THE TASK:
Write the material out again, line by line, exactly as it is.

GIVEN RECORDS:

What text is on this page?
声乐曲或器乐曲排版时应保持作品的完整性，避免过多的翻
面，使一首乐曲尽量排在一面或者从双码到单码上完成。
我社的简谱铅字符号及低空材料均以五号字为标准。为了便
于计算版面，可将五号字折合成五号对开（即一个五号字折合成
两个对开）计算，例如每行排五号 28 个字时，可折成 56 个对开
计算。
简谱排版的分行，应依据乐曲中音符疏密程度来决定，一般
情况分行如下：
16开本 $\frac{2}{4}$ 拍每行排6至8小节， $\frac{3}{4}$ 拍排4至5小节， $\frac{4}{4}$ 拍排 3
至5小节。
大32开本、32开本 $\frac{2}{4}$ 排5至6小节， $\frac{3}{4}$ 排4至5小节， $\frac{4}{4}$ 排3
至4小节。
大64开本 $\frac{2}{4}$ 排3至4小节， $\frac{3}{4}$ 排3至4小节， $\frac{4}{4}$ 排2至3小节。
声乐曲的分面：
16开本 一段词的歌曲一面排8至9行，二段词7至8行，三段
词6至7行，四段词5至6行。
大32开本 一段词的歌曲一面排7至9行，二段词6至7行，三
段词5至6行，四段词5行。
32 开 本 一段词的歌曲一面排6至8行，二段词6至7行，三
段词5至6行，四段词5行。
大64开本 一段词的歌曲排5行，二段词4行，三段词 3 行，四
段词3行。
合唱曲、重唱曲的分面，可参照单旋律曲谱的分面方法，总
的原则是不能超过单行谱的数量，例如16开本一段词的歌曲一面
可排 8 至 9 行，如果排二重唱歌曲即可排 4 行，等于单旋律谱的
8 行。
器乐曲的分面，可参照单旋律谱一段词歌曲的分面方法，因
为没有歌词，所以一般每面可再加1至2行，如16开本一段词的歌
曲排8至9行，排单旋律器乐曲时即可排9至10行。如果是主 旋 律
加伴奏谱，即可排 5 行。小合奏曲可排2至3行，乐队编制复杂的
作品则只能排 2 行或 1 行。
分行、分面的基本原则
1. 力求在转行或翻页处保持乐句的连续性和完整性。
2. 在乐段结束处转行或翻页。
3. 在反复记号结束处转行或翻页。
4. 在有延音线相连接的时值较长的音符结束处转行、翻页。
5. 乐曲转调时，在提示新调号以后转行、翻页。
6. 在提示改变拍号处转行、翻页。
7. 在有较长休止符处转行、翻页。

EXERCISE SOLUTION:
What text is on this page?
声乐曲或器乐曲排版时应保持作品的完整性，避免过多的翻
面，使一首乐曲尽量排在一面或者从双码到单码上完成。
我社的简谱铅字符号及低空材料均以五号字为标准。为了便
于计算版面，可将五号字折合成五号对开（即一个五号字折合成
两个对开）计算，例如每行排五号 28 个字时，可折成 56 个对开
计算。
简谱排版的分行，应依据乐曲中音符疏密程度来决定，一般
情况分行如下：
16开本 $\frac{2}{4}$ 拍每行排6至8小节， $\frac{3}{4}$ 拍排4至5小节， $\frac{4}{4}$ 拍排 3
至5小节。
大32开本、32开本 $\frac{2}{4}$ 排5至6小节， $\frac{3}{4}$ 排4至5小节， $\frac{4}{4}$ 排3
至4小节。
大64开本 $\frac{2}{4}$ 排3至4小节， $\frac{3}{4}$ 排3至4小节， $\frac{4}{4}$ 排2至3小节。
声乐曲的分面：
16开本 一段词的歌曲一面排8至9行，二段词7至8行，三段
词6至7行，四段词5至6行。
大32开本 一段词的歌曲一面排7至9行，二段词6至7行，三
段词5至6行，四段词5行。
32 开 本 一段词的歌曲一面排6至8行，二段词6至7行，三
段词5至6行，四段词5行。
大64开本 一段词的歌曲排5行，二段词4行，三段词 3 行，四
段词3行。
合唱曲、重唱曲的分面，可参照单旋律曲谱的分面方法，总
的原则是不能超过单行谱的数量，例如16开本一段词的歌曲一面
可排 8 至 9 行，如果排二重唱歌曲即可排 4 行，等于单旋律谱的
8 行。
器乐曲的分面，可参照单旋律谱一段词歌曲的分面方法，因
为没有歌词，所以一般每面可再加1至2行，如16开本一段词的歌
曲排8至9行，排单旋律器乐曲时即可排9至10行。如果是主 旋 律
加伴奏谱，即可排 5 行。小合奏曲可排2至3行，乐队编制复杂的
作品则只能排 2 行或 1 行。
分行、分面的基本原则
1. 力求在转行或翻页处保持乐句的连续性和完整性。
2. 在乐段结束处转行或翻页。
3. 在反复记号结束处转行或翻页。
4. 在有延音线相连接的时值较长的音符结束处转行、翻页。
5. 乐曲转调时，在提示新调号以后转行、翻页。
6. 在提示改变拍号处转行、翻页。
7. 在有较长休止符处转行、翻页。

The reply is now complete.